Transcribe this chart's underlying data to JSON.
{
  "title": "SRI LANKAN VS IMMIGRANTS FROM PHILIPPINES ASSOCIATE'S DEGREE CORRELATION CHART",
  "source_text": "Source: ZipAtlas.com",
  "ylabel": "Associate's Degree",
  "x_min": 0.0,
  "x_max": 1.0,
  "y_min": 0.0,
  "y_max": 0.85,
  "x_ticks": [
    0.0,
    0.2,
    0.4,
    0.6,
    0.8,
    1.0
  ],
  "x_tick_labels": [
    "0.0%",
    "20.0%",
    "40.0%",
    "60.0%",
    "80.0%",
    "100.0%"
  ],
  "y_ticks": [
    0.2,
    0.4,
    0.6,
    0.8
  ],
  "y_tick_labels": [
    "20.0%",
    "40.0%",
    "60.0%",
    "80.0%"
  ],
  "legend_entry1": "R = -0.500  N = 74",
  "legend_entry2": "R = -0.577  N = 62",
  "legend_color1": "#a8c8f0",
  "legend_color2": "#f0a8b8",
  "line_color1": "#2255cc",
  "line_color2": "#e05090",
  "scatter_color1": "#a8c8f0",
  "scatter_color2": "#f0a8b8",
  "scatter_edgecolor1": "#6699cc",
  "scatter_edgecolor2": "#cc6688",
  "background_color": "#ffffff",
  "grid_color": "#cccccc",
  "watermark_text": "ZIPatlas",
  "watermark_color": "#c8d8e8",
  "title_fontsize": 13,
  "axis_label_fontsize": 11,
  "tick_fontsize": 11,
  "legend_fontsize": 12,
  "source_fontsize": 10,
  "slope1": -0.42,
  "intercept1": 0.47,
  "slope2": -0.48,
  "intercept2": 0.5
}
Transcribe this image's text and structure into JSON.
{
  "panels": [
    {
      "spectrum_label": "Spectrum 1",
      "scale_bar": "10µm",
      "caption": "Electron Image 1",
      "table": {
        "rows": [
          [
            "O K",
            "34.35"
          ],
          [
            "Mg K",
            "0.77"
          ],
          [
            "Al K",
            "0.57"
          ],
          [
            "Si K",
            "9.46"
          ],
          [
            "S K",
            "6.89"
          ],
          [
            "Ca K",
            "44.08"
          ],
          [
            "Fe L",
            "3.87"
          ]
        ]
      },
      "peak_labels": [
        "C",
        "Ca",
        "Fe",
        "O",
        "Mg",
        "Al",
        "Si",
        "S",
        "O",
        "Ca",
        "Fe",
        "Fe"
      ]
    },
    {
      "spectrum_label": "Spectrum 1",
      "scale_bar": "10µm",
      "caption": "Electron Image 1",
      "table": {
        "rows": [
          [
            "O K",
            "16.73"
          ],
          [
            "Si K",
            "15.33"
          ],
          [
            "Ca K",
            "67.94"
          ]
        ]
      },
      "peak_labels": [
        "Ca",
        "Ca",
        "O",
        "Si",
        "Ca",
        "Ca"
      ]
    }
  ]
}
:::::
### WHAT YOU WILL DO
Retype each record exactly, leaving nothing out.

### TASK RESPONSE
Transcribe this chart's underlying data to JSON.
{
  "title": "SRI LANKAN VS IMMIGRANTS FROM PHILIPPINES ASSOCIATE'S DEGREE CORRELATION CHART",
  "source_text": "Source: ZipAtlas.com",
  "ylabel": "Associate's Degree",
  "x_min": 0.0,
  "x_max": 1.0,
  "y_min": 0.0,
  "y_max": 0.85,
  "x_ticks": [
    0.0,
    0.2,
    0.4,
    0.6,
    0.8,
    1.0
  ],
  "x_tick_labels": [
    "0.0%",
    "20.0%",
    "40.0%",
    "60.0%",
    "80.0%",
    "100.0%"
  ],
  "y_ticks": [
    0.2,
    0.4,
    0.6,
    0.8
  ],
  "y_tick_labels": [
    "20.0%",
    "40.0%",
    "60.0%",
    "80.0%"
  ],
  "legend_entry1": "R = -0.500  N = 74",
  "legend_entry2": "R = -0.577  N = 62",
  "legend_color1": "#a8c8f0",
  "legend_color2": "#f0a8b8",
  "line_color1": "#2255cc",
  "line_color2": "#e05090",
  "scatter_color1": "#a8c8f0",
  "scatter_color2": "#f0a8b8",
  "scatter_edgecolor1": "#6699cc",
  "scatter_edgecolor2": "#cc6688",
  "background_color": "#ffffff",
  "grid_color": "#cccccc",
  "watermark_text": "ZIPatlas",
  "watermark_color": "#c8d8e8",
  "title_fontsize": 13,
  "axis_label_fontsize": 11,
  "tick_fontsize": 11,
  "legend_fontsize": 12,
  "source_fontsize": 10,
  "slope1": -0.42,
  "intercept1": 0.47,
  "slope2": -0.48,
  "intercept2": 0.5
}
Transcribe this image's text and structure into JSON.
{
  "panels": [
    {
      "spectrum_label": "Spectrum 1",
      "scale_bar": "10µm",
      "caption": "Electron Image 1",
      "table": {
        "rows": [
          [
            "O K",
            "34.35"
          ],
          [
            "Mg K",
            "0.77"
          ],
          [
            "Al K",
            "0.57"
          ],
          [
            "Si K",
            "9.46"
          ],
          [
            "S K",
            "6.89"
          ],
          [
            "Ca K",
            "44.08"
          ],
          [
            "Fe L",
            "3.87"
          ]
        ]
      },
      "peak_labels": [
        "C",
        "Ca",
        "Fe",
        "O",
        "Mg",
        "Al",
        "Si",
        "S",
        "O",
        "Ca",
        "Fe",
        "Fe"
      ]
    },
    {
      "spectrum_label": "Spectrum 1",
      "scale_bar": "10µm",
      "caption": "Electron Image 1",
      "table": {
        "rows": [
          [
            "O K",
            "16.73"
          ],
          [
            "Si K",
            "15.33"
          ],
          [
            "Ca K",
            "67.94"
          ]
        ]
      },
      "peak_labels": [
        "Ca",
        "Ca",
        "O",
        "Si",
        "Ca",
        "Ca"
      ]
    }
  ]
}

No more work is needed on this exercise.